Read through the entries below and return each line with the word "JSON".

■ LISTED ENTRIES:
-- START --

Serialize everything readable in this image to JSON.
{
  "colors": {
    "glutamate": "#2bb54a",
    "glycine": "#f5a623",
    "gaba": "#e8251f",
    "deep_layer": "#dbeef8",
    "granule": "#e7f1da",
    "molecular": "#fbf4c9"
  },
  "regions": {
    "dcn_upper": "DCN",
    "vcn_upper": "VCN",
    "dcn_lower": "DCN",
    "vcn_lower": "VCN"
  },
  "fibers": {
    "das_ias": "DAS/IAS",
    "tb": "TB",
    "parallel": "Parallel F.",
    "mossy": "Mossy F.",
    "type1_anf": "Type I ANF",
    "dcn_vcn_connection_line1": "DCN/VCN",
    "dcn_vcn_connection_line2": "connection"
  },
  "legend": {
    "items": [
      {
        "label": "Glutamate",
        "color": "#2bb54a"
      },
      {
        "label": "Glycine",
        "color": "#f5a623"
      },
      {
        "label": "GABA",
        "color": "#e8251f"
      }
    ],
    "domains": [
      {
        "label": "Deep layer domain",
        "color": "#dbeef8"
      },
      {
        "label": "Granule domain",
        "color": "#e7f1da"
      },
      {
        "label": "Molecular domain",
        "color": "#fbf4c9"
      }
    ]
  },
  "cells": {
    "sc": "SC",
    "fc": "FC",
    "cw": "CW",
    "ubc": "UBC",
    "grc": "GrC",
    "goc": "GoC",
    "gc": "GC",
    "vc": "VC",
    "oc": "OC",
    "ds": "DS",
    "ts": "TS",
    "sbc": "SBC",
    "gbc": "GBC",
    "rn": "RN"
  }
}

-- END --
-- START --

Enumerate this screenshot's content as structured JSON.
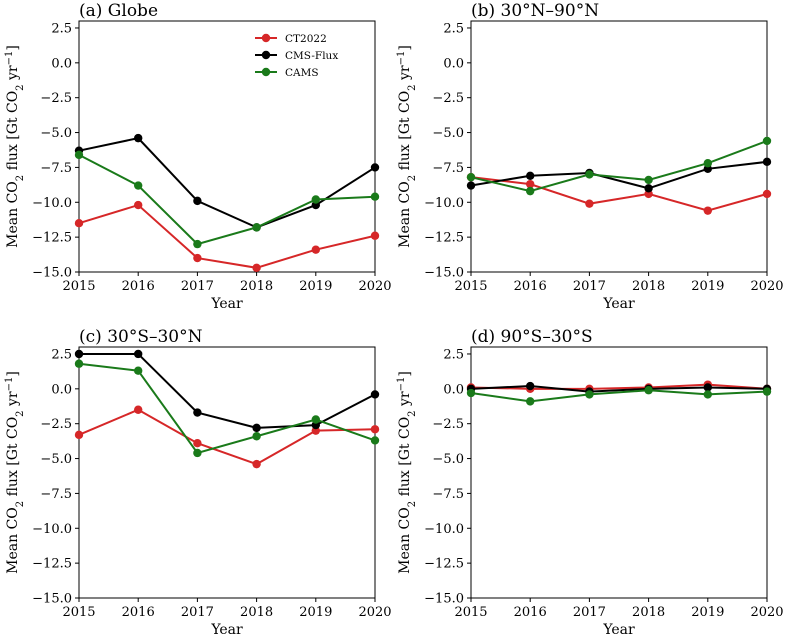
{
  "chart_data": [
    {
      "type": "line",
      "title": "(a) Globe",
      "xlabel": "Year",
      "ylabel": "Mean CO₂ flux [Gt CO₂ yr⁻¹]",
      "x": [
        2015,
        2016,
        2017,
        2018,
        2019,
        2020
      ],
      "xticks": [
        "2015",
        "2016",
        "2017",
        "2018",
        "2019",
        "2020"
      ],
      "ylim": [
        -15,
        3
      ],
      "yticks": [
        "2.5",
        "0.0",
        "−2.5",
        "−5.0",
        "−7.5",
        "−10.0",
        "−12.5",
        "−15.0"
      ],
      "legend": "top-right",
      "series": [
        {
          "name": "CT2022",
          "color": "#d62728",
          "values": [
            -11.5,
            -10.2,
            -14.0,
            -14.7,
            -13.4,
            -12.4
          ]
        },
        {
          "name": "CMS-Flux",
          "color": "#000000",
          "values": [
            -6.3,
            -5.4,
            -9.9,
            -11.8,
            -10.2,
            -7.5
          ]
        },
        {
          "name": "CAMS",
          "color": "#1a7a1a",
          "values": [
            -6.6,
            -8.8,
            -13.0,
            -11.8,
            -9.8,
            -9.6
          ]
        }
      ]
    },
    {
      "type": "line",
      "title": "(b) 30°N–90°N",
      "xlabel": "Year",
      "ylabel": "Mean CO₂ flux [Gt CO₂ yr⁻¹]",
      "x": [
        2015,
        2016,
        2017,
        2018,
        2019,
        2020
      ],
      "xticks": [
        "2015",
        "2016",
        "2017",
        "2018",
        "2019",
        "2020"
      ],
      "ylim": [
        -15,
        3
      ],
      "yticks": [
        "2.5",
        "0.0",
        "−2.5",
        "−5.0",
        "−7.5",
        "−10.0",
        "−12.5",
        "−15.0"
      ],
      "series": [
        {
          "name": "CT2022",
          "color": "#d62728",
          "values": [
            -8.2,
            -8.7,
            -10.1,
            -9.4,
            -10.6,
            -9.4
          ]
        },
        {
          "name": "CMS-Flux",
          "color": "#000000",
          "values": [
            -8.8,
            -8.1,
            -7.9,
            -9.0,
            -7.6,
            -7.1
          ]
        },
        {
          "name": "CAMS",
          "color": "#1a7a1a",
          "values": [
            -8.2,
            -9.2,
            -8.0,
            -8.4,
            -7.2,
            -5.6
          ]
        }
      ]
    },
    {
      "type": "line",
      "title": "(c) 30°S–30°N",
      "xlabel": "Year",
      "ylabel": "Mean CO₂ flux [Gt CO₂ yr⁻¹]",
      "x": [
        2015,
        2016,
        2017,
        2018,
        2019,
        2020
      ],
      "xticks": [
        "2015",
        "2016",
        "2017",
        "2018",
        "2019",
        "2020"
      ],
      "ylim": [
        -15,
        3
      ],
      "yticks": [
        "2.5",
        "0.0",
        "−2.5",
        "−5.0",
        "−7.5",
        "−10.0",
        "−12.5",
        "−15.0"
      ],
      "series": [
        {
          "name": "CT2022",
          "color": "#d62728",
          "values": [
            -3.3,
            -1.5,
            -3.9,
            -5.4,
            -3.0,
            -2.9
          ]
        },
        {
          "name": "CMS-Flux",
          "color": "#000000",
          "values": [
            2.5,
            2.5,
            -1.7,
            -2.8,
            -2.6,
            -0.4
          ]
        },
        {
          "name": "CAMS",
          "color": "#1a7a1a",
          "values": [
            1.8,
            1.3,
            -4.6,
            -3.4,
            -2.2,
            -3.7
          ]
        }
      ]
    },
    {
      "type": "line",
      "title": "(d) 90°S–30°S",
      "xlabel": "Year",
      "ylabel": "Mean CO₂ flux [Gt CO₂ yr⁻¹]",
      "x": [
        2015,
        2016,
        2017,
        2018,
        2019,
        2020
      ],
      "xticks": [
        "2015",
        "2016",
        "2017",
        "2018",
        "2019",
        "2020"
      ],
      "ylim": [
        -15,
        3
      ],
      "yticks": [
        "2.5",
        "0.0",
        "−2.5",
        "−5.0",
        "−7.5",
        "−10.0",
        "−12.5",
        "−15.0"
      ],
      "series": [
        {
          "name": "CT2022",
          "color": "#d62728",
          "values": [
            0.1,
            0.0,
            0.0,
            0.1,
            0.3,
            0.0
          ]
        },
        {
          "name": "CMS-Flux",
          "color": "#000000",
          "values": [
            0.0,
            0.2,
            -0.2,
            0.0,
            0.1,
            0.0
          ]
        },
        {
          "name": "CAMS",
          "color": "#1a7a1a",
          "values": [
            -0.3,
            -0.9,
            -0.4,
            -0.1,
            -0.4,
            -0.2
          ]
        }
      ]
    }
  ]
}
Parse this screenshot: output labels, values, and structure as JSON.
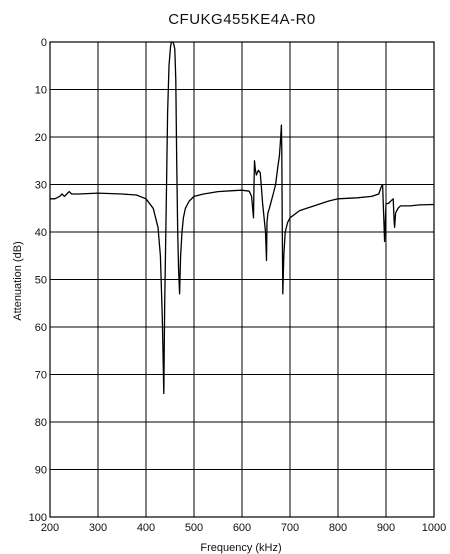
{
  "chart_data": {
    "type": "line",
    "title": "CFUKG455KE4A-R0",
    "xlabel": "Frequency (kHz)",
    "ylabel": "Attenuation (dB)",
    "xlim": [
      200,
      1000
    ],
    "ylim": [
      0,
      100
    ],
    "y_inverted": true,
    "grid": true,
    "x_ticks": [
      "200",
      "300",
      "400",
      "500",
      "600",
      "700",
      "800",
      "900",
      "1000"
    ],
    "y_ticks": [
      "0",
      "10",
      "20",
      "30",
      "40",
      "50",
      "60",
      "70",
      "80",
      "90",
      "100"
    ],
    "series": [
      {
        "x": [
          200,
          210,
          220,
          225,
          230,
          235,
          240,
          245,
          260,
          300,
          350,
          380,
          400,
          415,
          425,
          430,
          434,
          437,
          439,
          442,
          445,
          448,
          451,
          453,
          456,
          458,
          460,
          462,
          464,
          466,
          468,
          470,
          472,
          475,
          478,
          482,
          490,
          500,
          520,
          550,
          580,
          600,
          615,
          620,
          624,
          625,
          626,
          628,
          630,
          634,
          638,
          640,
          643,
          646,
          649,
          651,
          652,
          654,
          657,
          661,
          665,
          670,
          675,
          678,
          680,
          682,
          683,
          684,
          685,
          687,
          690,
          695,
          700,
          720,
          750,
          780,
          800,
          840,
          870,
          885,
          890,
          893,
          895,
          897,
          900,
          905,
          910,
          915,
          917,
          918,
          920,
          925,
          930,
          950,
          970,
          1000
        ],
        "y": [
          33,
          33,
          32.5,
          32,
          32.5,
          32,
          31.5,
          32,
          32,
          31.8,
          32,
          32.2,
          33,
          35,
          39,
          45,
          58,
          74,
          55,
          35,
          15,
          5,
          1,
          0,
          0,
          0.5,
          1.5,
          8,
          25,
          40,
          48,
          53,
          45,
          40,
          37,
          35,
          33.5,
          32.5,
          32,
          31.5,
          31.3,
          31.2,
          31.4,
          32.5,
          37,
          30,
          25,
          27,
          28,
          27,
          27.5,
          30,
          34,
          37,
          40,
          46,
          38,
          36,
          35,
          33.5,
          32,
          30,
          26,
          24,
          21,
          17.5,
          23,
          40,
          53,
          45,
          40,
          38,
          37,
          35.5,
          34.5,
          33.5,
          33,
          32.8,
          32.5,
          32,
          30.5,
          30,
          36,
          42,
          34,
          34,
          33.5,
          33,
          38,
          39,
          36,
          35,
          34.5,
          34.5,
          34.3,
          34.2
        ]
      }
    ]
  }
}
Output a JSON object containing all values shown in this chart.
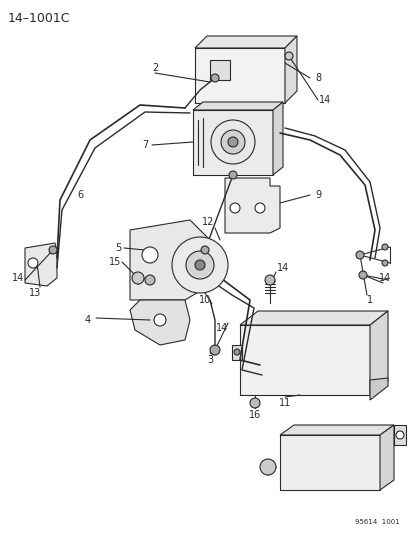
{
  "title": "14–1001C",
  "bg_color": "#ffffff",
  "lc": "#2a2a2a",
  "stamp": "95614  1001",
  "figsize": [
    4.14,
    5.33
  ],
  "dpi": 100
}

-- END --

■ ANSWER FOR THE TASK:
Serialize everything readable in this image to JSON.
Enumerate this screenshot's content as structured JSON.
Parse this screenshot: output labels, values, and structure as JSON.
Output a JSON object containing all values shown in this chart.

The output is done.